■ **Given information**:
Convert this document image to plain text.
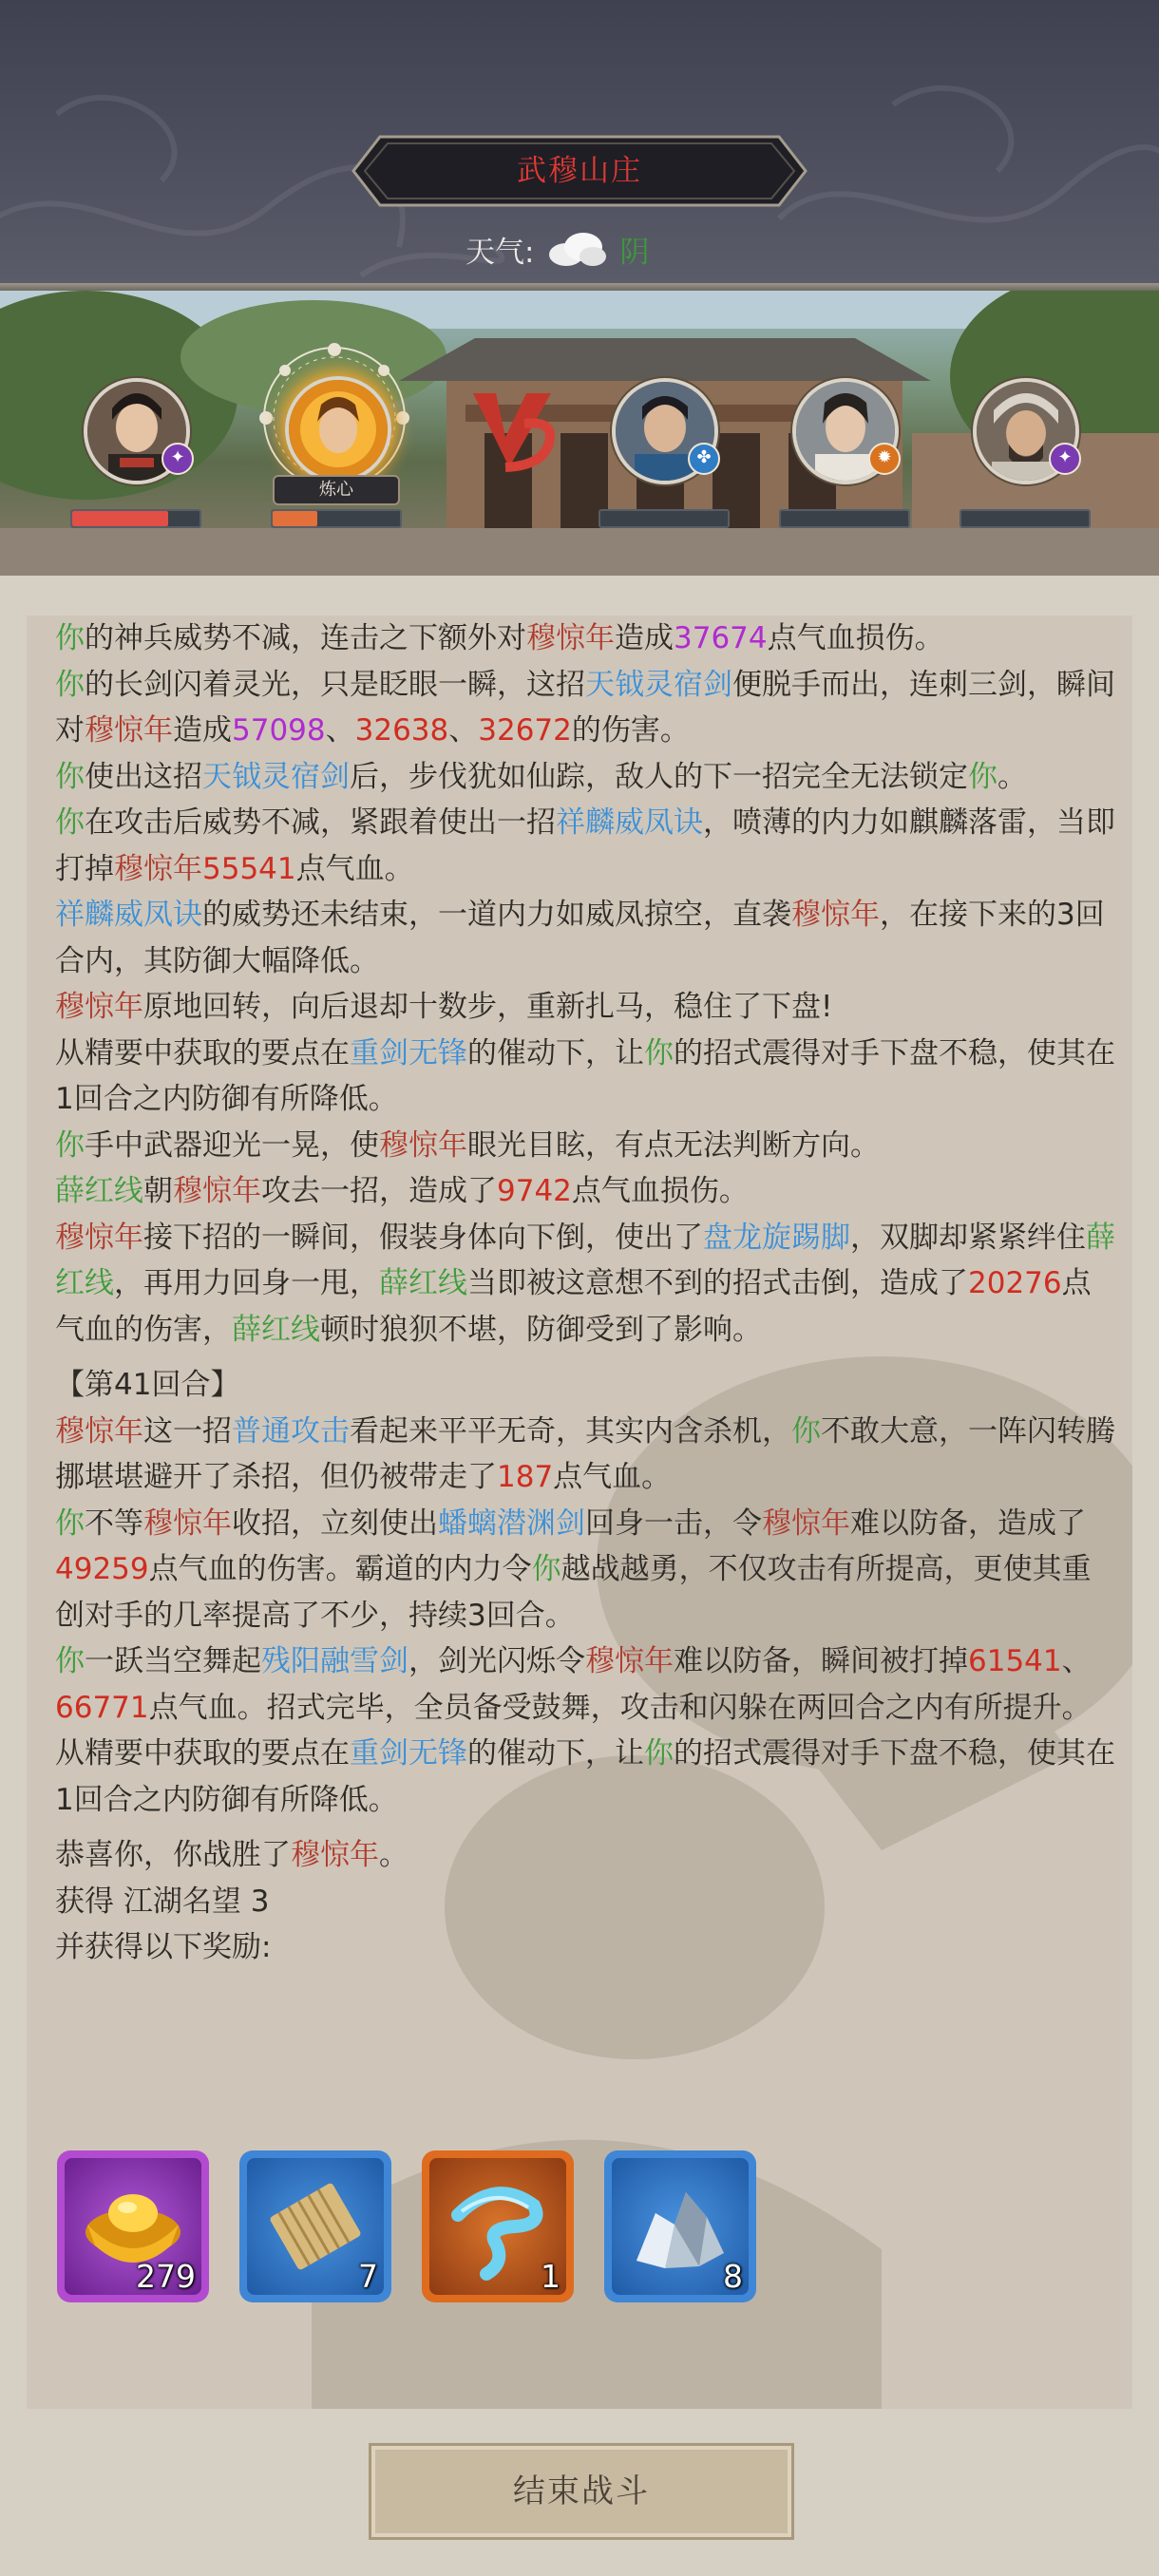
武穆山庄
天气:	阴
✦
炼心
✤	✹	✦

你的神兵威势不减，连击之下额外对穆惊年造成37674点气血损伤。

你的长剑闪着灵光，只是眨眼一瞬，这招天钺灵宿剑便脱手而出，连刺三剑，瞬间对穆惊年造成57098、32638、32672的伤害。

你使出这招天钺灵宿剑后，步伐犹如仙踪，敌人的下一招完全无法锁定你。

你在攻击后威势不减，紧跟着使出一招祥麟威凤诀，喷薄的内力如麒麟落雷，当即打掉穆惊年55541点气血。

祥麟威凤诀的威势还未结束，一道内力如威凤掠空，直袭穆惊年，在接下来的3回合内，其防御大幅降低。

穆惊年原地回转，向后退却十数步，重新扎马，稳住了下盘!

从精要中获取的要点在重剑无锋的催动下，让你的招式震得对手下盘不稳，使其在1回合之内防御有所降低。

你手中武器迎光一晃，使穆惊年眼光目眩，有点无法判断方向。

薛红线朝穆惊年攻去一招，造成了9742点气血损伤。

穆惊年接下招的一瞬间，假装身体向下倒，使出了盘龙旋踢脚，双脚却紧紧绊住薛红线，再用力回身一甩，薛红线当即被这意想不到的招式击倒，造成了20276点气血的伤害，薛红线顿时狼狈不堪，防御受到了影响。

【第41回合】

穆惊年这一招普通攻击看起来平平无奇，其实内含杀机，你不敢大意，一阵闪转腾挪堪堪避开了杀招，但仍被带走了187点气血。

你不等穆惊年收招，立刻使出蟠螭潜渊剑回身一击，令穆惊年难以防备，造成了49259点气血的伤害。霸道的内力令你越战越勇，不仅攻击有所提高，更使其重创对手的几率提高了不少，持续3回合。

你一跃当空舞起残阳融雪剑，剑光闪烁令穆惊年难以防备，瞬间被打掉61541、66771点气血。招式完毕，全员备受鼓舞，攻击和闪躲在两回合之内有所提升。

从精要中获取的要点在重剑无锋的催动下，让你的招式震得对手下盘不稳，使其在1回合之内防御有所降低。

恭喜你，你战胜了穆惊年。

获得 江湖名望 3

并获得以下奖励:

279	7	1	8
结束战斗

■ **Written request**: Keep the pictures out and write out the records exactly.

■ **Response**:
Convert this document image to plain text.
武穆山庄
天气:	阴
✦
炼心
✤	✹	✦

你的神兵威势不减，连击之下额外对穆惊年造成37674点气血损伤。

你的长剑闪着灵光，只是眨眼一瞬，这招天钺灵宿剑便脱手而出，连刺三剑，瞬间对穆惊年造成57098、32638、32672的伤害。

你使出这招天钺灵宿剑后，步伐犹如仙踪，敌人的下一招完全无法锁定你。

你在攻击后威势不减，紧跟着使出一招祥麟威凤诀，喷薄的内力如麒麟落雷，当即打掉穆惊年55541点气血。

祥麟威凤诀的威势还未结束，一道内力如威凤掠空，直袭穆惊年，在接下来的3回合内，其防御大幅降低。

穆惊年原地回转，向后退却十数步，重新扎马，稳住了下盘!

从精要中获取的要点在重剑无锋的催动下，让你的招式震得对手下盘不稳，使其在1回合之内防御有所降低。

你手中武器迎光一晃，使穆惊年眼光目眩，有点无法判断方向。

薛红线朝穆惊年攻去一招，造成了9742点气血损伤。

穆惊年接下招的一瞬间，假装身体向下倒，使出了盘龙旋踢脚，双脚却紧紧绊住薛红线，再用力回身一甩，薛红线当即被这意想不到的招式击倒，造成了20276点气血的伤害，薛红线顿时狼狈不堪，防御受到了影响。

【第41回合】

穆惊年这一招普通攻击看起来平平无奇，其实内含杀机，你不敢大意，一阵闪转腾挪堪堪避开了杀招，但仍被带走了187点气血。

你不等穆惊年收招，立刻使出蟠螭潜渊剑回身一击，令穆惊年难以防备，造成了49259点气血的伤害。霸道的内力令你越战越勇，不仅攻击有所提高，更使其重创对手的几率提高了不少，持续3回合。

你一跃当空舞起残阳融雪剑，剑光闪烁令穆惊年难以防备，瞬间被打掉61541、66771点气血。招式完毕，全员备受鼓舞，攻击和闪躲在两回合之内有所提升。

从精要中获取的要点在重剑无锋的催动下，让你的招式震得对手下盘不稳，使其在1回合之内防御有所降低。

恭喜你，你战胜了穆惊年。

获得 江湖名望 3

并获得以下奖励:

279	7	1	8
结束战斗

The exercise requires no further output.